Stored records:
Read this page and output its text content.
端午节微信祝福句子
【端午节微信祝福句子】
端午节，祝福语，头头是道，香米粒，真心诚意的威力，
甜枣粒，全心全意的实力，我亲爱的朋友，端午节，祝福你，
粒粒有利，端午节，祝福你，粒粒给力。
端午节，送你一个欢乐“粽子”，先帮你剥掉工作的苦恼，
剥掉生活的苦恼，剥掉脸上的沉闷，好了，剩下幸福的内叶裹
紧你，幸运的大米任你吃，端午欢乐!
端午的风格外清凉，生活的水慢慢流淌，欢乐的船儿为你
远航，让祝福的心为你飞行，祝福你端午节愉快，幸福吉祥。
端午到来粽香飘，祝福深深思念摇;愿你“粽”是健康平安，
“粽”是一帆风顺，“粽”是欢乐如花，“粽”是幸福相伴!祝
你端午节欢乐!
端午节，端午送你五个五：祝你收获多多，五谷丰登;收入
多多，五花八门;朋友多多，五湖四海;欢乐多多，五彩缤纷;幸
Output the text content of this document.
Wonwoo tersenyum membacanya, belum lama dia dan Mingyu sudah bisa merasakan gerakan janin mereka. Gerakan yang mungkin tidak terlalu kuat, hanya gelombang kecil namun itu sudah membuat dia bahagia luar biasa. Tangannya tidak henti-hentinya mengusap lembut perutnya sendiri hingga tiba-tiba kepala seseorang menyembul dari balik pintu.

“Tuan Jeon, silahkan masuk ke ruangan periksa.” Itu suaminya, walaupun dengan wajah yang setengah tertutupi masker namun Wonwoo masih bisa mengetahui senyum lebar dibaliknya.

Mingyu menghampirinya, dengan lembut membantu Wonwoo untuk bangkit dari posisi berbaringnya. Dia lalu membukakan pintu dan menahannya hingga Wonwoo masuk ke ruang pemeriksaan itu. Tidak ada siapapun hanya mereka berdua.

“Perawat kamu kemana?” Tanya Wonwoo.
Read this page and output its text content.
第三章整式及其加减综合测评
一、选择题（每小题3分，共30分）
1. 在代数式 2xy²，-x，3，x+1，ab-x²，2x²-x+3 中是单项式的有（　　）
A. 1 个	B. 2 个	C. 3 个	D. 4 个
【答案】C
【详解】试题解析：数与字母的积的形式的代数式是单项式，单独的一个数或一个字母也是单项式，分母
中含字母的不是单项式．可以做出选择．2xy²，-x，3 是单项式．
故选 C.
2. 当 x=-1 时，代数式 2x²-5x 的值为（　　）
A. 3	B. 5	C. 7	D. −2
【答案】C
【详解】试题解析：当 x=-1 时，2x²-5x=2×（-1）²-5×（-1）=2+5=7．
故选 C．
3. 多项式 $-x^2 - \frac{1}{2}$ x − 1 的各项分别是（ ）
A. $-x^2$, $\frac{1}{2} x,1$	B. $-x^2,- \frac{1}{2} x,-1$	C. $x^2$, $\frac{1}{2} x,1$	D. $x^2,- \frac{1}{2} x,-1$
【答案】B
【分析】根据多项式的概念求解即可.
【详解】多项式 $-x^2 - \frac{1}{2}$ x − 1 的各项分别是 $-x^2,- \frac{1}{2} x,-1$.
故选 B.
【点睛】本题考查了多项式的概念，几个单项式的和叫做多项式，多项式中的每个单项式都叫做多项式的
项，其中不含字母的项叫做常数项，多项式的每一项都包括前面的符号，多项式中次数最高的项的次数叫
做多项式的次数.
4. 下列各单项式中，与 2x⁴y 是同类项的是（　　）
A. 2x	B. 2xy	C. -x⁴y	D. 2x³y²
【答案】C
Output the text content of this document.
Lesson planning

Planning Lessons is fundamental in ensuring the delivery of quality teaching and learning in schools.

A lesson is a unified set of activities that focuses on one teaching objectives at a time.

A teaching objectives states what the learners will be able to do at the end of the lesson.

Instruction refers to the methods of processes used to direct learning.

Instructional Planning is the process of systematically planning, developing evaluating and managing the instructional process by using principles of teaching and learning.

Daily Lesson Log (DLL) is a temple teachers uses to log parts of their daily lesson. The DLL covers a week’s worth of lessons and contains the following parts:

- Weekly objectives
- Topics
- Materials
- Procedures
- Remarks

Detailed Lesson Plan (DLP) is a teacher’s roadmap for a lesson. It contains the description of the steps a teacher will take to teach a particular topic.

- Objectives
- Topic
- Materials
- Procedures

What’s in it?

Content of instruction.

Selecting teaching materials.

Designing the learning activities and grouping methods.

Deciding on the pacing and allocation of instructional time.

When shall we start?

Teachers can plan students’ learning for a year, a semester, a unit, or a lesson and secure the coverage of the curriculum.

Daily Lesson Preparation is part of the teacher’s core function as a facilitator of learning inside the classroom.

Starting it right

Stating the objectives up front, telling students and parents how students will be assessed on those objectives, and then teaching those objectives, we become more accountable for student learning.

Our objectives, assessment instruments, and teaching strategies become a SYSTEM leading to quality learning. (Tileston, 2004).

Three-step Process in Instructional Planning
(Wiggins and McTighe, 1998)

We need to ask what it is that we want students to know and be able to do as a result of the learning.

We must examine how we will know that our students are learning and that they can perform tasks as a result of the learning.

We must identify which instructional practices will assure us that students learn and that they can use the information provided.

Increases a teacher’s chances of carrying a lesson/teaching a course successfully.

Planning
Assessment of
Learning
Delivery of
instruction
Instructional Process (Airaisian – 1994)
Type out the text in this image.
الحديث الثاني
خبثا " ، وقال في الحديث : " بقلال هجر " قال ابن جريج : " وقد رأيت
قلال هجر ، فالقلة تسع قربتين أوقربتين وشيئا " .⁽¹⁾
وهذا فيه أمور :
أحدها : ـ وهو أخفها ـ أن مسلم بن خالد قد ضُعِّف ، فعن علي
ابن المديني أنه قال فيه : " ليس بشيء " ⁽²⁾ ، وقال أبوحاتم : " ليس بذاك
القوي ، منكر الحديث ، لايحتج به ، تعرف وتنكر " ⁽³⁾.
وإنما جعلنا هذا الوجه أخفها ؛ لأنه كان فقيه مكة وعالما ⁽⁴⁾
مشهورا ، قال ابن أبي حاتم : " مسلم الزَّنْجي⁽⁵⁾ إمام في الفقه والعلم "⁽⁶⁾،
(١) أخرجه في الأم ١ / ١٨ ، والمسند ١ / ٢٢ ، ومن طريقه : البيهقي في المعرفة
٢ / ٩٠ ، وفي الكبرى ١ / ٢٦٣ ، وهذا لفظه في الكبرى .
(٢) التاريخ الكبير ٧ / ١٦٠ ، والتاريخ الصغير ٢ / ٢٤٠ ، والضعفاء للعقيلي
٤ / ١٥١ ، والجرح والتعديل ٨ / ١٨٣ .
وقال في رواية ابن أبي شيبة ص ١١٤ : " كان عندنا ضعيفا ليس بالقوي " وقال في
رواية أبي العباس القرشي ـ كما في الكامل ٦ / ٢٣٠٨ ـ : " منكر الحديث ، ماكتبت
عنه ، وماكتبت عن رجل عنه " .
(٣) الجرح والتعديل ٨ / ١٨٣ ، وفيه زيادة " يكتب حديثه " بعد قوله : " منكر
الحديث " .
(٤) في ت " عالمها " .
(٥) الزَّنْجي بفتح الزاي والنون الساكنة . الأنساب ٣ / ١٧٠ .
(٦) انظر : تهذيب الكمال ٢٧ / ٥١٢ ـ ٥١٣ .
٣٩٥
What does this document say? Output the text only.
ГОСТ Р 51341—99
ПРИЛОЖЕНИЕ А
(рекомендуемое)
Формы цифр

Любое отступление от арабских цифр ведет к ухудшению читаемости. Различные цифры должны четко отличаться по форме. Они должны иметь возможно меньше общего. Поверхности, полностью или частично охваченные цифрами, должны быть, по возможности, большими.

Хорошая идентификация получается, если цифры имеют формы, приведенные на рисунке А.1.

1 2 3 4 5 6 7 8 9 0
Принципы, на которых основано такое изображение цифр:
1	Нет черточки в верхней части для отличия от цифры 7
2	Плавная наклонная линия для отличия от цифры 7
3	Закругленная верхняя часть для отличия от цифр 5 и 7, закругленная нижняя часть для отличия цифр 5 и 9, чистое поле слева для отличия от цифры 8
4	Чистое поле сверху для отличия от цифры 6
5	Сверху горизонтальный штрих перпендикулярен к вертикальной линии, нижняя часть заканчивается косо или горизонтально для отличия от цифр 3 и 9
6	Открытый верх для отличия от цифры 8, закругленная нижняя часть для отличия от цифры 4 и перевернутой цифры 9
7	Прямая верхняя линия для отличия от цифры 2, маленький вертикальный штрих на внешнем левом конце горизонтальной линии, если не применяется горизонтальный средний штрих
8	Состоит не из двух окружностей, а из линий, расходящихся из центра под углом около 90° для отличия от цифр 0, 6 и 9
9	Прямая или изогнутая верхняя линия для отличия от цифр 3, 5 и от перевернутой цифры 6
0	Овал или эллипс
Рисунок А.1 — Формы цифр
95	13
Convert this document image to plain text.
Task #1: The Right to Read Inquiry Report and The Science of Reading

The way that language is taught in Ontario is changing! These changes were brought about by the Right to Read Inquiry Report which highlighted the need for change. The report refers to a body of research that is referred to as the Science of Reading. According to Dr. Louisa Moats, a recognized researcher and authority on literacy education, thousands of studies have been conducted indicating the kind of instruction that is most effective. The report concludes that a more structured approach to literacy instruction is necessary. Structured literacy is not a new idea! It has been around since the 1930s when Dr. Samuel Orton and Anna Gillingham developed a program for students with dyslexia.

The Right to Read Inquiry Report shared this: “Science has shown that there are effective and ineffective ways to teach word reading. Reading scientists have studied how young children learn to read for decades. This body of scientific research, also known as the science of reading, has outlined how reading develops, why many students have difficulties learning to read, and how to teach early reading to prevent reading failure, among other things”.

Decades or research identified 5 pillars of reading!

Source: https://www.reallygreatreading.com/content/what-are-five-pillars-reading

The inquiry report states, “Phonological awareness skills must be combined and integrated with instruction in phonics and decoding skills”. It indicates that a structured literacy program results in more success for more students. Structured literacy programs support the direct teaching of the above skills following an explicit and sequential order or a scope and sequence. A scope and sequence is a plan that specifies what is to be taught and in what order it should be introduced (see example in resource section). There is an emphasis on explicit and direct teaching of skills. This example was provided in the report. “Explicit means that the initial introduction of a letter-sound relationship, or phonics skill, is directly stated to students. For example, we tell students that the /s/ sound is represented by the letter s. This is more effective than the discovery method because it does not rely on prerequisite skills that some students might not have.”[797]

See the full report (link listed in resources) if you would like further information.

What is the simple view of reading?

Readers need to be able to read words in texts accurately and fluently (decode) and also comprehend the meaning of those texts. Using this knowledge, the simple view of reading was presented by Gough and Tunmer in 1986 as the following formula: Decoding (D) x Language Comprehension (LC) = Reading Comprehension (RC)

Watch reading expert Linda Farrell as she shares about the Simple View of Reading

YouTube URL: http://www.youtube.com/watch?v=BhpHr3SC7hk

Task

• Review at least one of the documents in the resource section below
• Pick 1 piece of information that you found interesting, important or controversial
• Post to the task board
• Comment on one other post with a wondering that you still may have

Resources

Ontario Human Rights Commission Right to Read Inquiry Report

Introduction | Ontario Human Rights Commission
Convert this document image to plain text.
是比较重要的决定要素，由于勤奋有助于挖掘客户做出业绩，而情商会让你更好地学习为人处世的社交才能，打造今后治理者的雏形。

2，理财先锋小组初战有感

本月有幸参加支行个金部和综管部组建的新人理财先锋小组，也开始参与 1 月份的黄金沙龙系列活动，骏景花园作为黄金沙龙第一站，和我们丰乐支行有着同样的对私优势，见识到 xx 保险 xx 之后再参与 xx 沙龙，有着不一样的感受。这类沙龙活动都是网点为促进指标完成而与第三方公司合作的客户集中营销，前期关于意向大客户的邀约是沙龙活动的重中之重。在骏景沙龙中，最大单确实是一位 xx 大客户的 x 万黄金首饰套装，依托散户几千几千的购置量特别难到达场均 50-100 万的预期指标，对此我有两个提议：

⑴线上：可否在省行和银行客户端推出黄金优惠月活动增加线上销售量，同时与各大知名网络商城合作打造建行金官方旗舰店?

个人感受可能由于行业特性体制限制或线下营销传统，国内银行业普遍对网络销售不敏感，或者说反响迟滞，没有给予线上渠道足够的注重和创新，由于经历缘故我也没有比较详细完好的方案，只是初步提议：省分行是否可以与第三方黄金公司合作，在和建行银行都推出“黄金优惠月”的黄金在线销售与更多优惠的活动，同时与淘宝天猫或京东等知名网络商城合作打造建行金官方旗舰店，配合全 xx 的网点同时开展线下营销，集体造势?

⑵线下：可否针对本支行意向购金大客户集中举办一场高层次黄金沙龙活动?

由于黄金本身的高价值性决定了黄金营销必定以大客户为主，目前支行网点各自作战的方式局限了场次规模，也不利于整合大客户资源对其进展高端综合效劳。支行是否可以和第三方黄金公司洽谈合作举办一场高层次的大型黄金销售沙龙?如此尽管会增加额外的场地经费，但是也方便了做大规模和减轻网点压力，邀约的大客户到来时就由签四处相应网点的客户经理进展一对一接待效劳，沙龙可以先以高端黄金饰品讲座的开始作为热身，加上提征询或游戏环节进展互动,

AIM:
Copy out each line that contains the word "منكر".

WORKED SOLUTION:
القوي ، منكر الحديث ، لايحتج به ، تعرف وتنكر " ⁽³⁾.
رواية أبي العباس القرشي ـ كما في الكامل ٦ / ٢٣٠٨ ـ : " منكر الحديث ، ماكتبت
(٣) الجرح والتعديل ٨ / ١٨٣ ، وفيه زيادة " يكتب حديثه " بعد قوله : " منكر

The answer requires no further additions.